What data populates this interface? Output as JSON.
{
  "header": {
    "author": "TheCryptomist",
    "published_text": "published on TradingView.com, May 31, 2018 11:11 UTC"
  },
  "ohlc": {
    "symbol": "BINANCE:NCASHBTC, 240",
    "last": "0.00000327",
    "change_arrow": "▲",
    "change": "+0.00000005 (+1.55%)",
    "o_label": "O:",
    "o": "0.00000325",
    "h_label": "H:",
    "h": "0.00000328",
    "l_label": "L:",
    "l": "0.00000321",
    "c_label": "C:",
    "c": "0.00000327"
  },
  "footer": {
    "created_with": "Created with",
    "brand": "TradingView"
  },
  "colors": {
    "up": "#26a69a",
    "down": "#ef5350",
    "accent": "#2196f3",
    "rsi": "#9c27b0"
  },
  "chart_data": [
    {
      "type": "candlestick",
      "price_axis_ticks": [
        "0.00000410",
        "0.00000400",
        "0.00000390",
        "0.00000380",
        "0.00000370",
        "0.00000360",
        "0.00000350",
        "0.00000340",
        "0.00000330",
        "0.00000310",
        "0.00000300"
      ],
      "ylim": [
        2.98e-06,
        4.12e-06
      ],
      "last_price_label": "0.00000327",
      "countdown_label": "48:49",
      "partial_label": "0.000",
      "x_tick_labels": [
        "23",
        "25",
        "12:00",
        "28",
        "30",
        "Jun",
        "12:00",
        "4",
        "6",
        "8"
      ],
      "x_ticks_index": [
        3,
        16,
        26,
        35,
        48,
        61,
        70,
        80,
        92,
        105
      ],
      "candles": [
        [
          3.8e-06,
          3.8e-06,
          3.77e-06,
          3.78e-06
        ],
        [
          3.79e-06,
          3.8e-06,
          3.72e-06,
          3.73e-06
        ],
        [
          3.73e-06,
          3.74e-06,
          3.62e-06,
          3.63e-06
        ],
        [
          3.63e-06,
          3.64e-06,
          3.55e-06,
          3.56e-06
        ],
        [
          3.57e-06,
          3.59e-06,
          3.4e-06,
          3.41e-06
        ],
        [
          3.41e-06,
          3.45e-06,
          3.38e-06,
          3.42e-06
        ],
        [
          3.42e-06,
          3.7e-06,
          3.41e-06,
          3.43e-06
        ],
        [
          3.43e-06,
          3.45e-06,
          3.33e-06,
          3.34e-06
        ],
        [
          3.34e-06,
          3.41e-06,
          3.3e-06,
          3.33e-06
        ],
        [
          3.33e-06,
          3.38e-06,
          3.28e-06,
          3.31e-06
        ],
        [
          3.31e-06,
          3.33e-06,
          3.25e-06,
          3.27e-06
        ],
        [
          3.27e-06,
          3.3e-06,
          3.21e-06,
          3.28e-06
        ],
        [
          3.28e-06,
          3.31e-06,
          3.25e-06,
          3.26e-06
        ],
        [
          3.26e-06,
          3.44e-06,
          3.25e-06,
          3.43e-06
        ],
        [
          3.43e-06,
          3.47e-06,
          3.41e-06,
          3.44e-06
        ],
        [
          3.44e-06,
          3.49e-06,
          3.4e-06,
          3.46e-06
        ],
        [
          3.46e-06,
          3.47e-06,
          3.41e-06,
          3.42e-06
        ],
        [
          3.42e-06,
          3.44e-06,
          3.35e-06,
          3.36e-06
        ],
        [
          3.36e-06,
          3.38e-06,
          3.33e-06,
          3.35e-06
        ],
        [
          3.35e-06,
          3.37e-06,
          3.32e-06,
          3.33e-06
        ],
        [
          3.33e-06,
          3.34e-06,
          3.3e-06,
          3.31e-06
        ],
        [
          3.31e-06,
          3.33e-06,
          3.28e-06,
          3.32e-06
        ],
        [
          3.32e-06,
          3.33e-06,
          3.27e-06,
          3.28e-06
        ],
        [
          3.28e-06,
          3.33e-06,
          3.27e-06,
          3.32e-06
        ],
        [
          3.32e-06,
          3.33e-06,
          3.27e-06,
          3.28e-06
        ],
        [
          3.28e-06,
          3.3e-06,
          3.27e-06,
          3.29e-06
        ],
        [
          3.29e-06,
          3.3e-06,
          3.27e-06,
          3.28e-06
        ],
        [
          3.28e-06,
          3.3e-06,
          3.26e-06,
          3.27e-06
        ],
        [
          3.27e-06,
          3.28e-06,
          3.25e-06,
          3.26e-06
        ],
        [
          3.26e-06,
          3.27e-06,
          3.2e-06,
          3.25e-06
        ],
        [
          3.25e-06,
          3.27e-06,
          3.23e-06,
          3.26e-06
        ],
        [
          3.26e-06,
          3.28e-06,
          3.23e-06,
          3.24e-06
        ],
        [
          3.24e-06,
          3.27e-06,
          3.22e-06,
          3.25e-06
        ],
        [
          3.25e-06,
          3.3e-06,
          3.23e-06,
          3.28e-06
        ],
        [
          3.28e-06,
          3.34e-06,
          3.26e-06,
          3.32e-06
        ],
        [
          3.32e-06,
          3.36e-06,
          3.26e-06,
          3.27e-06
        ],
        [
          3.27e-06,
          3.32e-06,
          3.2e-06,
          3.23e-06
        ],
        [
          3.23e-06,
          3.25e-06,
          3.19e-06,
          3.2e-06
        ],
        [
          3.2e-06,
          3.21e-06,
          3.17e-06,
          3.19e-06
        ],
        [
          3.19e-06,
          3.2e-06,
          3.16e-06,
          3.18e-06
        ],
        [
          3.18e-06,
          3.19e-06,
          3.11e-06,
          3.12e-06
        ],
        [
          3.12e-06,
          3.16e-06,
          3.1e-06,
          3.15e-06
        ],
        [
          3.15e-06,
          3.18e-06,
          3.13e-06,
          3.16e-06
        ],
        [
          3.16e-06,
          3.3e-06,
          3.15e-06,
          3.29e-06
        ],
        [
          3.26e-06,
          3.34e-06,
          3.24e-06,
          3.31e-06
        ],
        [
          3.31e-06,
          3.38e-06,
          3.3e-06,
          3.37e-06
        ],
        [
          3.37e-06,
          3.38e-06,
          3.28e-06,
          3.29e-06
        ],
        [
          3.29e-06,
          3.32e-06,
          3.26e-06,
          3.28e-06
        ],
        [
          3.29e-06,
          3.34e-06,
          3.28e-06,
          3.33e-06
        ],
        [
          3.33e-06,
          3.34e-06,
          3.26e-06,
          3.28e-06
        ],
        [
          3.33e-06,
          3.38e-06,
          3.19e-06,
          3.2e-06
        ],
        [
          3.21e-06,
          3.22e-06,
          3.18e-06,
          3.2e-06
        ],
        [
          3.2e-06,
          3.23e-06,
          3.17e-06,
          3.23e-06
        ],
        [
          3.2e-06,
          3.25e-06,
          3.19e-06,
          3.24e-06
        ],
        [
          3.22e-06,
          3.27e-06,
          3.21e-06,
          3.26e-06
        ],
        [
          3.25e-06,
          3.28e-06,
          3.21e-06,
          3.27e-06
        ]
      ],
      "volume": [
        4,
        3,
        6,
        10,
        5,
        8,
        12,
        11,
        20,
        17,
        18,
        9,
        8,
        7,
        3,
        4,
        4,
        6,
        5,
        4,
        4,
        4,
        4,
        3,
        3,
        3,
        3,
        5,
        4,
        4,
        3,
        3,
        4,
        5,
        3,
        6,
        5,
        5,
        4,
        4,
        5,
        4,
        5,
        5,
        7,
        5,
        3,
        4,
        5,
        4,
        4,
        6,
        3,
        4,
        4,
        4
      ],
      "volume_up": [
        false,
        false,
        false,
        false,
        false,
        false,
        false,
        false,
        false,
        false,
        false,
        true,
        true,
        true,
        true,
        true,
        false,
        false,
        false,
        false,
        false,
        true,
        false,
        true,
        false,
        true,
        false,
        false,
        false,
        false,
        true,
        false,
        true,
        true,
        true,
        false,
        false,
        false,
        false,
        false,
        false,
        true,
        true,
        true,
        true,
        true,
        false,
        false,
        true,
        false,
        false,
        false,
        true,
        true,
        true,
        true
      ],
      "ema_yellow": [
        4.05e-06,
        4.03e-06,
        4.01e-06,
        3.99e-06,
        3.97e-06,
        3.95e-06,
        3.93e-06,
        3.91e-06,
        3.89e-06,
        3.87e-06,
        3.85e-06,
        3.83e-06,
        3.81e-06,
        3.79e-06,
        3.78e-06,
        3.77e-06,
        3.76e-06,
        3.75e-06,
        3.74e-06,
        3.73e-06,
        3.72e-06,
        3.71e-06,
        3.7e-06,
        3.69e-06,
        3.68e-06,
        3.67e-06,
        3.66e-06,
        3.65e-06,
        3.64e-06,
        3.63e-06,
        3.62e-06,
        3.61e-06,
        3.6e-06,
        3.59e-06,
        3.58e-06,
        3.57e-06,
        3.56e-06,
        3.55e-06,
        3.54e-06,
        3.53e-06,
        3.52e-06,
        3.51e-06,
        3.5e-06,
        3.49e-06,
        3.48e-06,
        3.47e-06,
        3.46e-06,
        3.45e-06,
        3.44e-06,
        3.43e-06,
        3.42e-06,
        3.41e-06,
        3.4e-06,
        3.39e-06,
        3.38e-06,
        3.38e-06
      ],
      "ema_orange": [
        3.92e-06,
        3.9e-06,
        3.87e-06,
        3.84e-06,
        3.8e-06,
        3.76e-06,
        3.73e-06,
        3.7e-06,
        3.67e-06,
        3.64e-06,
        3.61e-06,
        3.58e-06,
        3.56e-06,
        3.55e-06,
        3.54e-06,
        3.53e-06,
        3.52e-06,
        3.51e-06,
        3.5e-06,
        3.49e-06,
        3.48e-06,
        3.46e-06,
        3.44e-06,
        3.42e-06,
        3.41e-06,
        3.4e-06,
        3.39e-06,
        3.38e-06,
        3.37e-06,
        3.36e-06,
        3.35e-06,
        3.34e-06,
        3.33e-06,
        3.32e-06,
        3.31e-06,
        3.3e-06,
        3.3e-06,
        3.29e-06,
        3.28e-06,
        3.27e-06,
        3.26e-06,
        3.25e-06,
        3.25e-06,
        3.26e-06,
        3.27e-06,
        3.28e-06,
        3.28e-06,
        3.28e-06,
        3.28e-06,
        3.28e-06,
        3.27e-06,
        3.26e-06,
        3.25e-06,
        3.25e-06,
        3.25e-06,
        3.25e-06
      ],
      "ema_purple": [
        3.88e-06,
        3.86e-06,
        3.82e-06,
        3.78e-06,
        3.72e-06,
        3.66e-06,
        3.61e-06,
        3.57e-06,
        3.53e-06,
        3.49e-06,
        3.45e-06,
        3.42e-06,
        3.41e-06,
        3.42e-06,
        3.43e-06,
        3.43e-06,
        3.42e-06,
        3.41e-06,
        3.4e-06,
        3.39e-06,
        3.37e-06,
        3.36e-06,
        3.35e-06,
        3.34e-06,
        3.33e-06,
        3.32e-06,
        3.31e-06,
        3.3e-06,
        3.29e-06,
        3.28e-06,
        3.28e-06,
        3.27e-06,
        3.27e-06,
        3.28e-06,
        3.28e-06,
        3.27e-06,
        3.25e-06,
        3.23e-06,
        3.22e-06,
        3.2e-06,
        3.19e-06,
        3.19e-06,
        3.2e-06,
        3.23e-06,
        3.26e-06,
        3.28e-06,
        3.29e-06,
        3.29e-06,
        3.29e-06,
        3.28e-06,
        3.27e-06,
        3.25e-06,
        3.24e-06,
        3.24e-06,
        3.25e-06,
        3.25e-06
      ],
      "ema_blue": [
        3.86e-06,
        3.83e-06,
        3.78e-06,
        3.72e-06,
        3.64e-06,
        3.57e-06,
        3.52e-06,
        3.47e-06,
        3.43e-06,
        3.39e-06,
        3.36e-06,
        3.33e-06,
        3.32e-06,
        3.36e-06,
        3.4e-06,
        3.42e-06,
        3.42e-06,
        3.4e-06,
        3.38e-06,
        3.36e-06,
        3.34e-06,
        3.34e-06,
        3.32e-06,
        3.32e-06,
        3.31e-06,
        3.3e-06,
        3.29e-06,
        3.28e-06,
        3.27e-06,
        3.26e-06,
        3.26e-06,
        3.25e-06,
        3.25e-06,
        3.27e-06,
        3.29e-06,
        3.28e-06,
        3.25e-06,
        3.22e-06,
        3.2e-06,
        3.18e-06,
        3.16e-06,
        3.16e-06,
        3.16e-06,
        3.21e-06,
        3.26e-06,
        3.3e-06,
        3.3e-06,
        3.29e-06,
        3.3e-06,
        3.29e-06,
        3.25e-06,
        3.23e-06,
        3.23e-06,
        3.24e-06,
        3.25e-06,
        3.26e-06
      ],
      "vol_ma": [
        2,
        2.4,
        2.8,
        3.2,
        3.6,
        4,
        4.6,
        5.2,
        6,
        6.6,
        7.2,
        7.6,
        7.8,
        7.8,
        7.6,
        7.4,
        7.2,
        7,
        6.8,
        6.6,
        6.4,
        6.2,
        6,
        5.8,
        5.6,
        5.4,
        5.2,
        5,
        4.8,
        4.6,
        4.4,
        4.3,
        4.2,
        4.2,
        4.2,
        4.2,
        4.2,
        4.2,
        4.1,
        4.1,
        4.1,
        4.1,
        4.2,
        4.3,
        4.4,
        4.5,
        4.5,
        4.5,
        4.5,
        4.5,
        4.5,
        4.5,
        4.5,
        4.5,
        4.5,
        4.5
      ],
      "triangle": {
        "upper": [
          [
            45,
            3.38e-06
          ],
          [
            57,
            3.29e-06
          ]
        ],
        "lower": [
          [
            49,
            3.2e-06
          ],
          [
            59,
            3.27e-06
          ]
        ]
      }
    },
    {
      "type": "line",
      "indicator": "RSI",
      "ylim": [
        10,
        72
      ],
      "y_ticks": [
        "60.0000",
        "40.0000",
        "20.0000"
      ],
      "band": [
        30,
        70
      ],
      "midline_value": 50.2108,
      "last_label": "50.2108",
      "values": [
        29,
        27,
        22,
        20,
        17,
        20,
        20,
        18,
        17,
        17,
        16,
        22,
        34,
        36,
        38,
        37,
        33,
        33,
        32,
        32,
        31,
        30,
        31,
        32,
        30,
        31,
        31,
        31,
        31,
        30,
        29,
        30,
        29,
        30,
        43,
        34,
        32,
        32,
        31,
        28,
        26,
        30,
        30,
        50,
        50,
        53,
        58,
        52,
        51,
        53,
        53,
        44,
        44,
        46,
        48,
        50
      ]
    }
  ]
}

## Exercise details
Search the data for the word "TradingView" and copy each line where it appears.

## Solution for this task
    "published_text": "published on TradingView.com, May 31, 2018 11:11 UTC"
    "brand": "TradingView"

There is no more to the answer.